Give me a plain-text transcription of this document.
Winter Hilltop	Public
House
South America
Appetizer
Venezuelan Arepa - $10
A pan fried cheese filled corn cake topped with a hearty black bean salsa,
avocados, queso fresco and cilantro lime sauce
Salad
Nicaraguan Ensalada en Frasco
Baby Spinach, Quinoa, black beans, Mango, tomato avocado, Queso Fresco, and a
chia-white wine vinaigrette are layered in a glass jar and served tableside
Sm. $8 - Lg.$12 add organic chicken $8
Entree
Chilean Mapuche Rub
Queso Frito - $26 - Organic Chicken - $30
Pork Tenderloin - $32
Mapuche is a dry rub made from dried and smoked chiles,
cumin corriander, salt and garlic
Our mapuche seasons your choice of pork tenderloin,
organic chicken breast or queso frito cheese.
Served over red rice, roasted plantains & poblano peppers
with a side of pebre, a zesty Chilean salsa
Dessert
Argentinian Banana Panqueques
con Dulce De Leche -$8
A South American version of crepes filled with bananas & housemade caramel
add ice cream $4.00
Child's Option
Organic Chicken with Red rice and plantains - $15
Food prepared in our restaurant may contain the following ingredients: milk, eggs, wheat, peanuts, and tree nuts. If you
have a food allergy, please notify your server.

----

=== WHAT IS BEING ASKED ===
Write out the whole listing again. Match it word for word.

=== SOLUTION TO THIS PROBLEM ===
Give me a plain-text transcription of this document.
Winter Hilltop	Public
House
South America
Appetizer
Venezuelan Arepa - $10
A pan fried cheese filled corn cake topped with a hearty black bean salsa,
avocados, queso fresco and cilantro lime sauce
Salad
Nicaraguan Ensalada en Frasco
Baby Spinach, Quinoa, black beans, Mango, tomato avocado, Queso Fresco, and a
chia-white wine vinaigrette are layered in a glass jar and served tableside
Sm. $8 - Lg.$12 add organic chicken $8
Entree
Chilean Mapuche Rub
Queso Frito - $26 - Organic Chicken - $30
Pork Tenderloin - $32
Mapuche is a dry rub made from dried and smoked chiles,
cumin corriander, salt and garlic
Our mapuche seasons your choice of pork tenderloin,
organic chicken breast or queso frito cheese.
Served over red rice, roasted plantains & poblano peppers
with a side of pebre, a zesty Chilean salsa
Dessert
Argentinian Banana Panqueques
con Dulce De Leche -$8
A South American version of crepes filled with bananas & housemade caramel
add ice cream $4.00
Child's Option
Organic Chicken with Red rice and plantains - $15
Food prepared in our restaurant may contain the following ingredients: milk, eggs, wheat, peanuts, and tree nuts. If you
have a food allergy, please notify your server.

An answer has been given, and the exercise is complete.